Recorded data
* * *

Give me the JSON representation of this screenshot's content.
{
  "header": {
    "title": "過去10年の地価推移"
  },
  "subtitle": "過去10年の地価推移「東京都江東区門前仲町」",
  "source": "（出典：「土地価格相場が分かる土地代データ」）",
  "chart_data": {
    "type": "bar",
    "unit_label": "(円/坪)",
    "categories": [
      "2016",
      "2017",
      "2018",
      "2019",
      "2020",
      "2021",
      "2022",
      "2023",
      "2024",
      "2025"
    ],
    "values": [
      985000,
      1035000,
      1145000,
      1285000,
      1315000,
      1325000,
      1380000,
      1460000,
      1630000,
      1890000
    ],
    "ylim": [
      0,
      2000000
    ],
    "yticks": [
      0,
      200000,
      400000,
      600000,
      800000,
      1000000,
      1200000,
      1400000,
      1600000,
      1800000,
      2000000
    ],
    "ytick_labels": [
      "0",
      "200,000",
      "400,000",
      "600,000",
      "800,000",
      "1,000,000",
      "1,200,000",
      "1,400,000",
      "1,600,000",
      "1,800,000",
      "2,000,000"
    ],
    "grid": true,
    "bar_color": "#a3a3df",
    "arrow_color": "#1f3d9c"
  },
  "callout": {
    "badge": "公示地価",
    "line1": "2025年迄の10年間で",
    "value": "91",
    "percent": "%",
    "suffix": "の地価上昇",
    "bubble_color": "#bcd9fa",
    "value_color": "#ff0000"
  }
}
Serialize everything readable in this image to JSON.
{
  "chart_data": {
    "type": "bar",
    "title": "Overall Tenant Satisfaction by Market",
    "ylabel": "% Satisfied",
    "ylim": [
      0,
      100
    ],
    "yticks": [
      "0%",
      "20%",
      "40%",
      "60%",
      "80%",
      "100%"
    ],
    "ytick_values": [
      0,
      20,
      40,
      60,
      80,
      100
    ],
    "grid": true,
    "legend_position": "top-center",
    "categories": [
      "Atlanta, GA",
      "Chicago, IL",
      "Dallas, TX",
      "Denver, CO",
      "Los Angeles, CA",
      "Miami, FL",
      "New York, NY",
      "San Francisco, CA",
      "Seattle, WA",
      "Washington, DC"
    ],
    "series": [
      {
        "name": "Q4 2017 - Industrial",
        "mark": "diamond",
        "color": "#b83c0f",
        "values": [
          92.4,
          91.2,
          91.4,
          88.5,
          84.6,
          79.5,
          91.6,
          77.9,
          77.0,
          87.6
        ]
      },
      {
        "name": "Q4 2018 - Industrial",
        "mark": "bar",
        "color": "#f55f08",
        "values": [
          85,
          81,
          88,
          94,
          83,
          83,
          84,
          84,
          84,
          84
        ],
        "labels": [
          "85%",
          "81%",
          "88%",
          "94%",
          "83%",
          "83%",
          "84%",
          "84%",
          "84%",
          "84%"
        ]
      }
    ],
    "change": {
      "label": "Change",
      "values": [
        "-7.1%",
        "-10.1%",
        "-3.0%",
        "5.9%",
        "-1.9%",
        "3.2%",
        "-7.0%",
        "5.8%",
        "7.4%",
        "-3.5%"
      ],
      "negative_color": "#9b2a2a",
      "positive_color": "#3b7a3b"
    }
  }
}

* * *

## WHAT YOU HAVE TO DO
Take the lines above and print them exactly.

## ANSWER TO THIS TASK
Give me the JSON representation of this screenshot's content.
{
  "header": {
    "title": "過去10年の地価推移"
  },
  "subtitle": "過去10年の地価推移「東京都江東区門前仲町」",
  "source": "（出典：「土地価格相場が分かる土地代データ」）",
  "chart_data": {
    "type": "bar",
    "unit_label": "(円/坪)",
    "categories": [
      "2016",
      "2017",
      "2018",
      "2019",
      "2020",
      "2021",
      "2022",
      "2023",
      "2024",
      "2025"
    ],
    "values": [
      985000,
      1035000,
      1145000,
      1285000,
      1315000,
      1325000,
      1380000,
      1460000,
      1630000,
      1890000
    ],
    "ylim": [
      0,
      2000000
    ],
    "yticks": [
      0,
      200000,
      400000,
      600000,
      800000,
      1000000,
      1200000,
      1400000,
      1600000,
      1800000,
      2000000
    ],
    "ytick_labels": [
      "0",
      "200,000",
      "400,000",
      "600,000",
      "800,000",
      "1,000,000",
      "1,200,000",
      "1,400,000",
      "1,600,000",
      "1,800,000",
      "2,000,000"
    ],
    "grid": true,
    "bar_color": "#a3a3df",
    "arrow_color": "#1f3d9c"
  },
  "callout": {
    "badge": "公示地価",
    "line1": "2025年迄の10年間で",
    "value": "91",
    "percent": "%",
    "suffix": "の地価上昇",
    "bubble_color": "#bcd9fa",
    "value_color": "#ff0000"
  }
}
Serialize everything readable in this image to JSON.
{
  "chart_data": {
    "type": "bar",
    "title": "Overall Tenant Satisfaction by Market",
    "ylabel": "% Satisfied",
    "ylim": [
      0,
      100
    ],
    "yticks": [
      "0%",
      "20%",
      "40%",
      "60%",
      "80%",
      "100%"
    ],
    "ytick_values": [
      0,
      20,
      40,
      60,
      80,
      100
    ],
    "grid": true,
    "legend_position": "top-center",
    "categories": [
      "Atlanta, GA",
      "Chicago, IL",
      "Dallas, TX",
      "Denver, CO",
      "Los Angeles, CA",
      "Miami, FL",
      "New York, NY",
      "San Francisco, CA",
      "Seattle, WA",
      "Washington, DC"
    ],
    "series": [
      {
        "name": "Q4 2017 - Industrial",
        "mark": "diamond",
        "color": "#b83c0f",
        "values": [
          92.4,
          91.2,
          91.4,
          88.5,
          84.6,
          79.5,
          91.6,
          77.9,
          77.0,
          87.6
        ]
      },
      {
        "name": "Q4 2018 - Industrial",
        "mark": "bar",
        "color": "#f55f08",
        "values": [
          85,
          81,
          88,
          94,
          83,
          83,
          84,
          84,
          84,
          84
        ],
        "labels": [
          "85%",
          "81%",
          "88%",
          "94%",
          "83%",
          "83%",
          "84%",
          "84%",
          "84%",
          "84%"
        ]
      }
    ],
    "change": {
      "label": "Change",
      "values": [
        "-7.1%",
        "-10.1%",
        "-3.0%",
        "5.9%",
        "-1.9%",
        "3.2%",
        "-7.0%",
        "5.8%",
        "7.4%",
        "-3.5%"
      ],
      "negative_color": "#9b2a2a",
      "positive_color": "#3b7a3b"
    }
  }
}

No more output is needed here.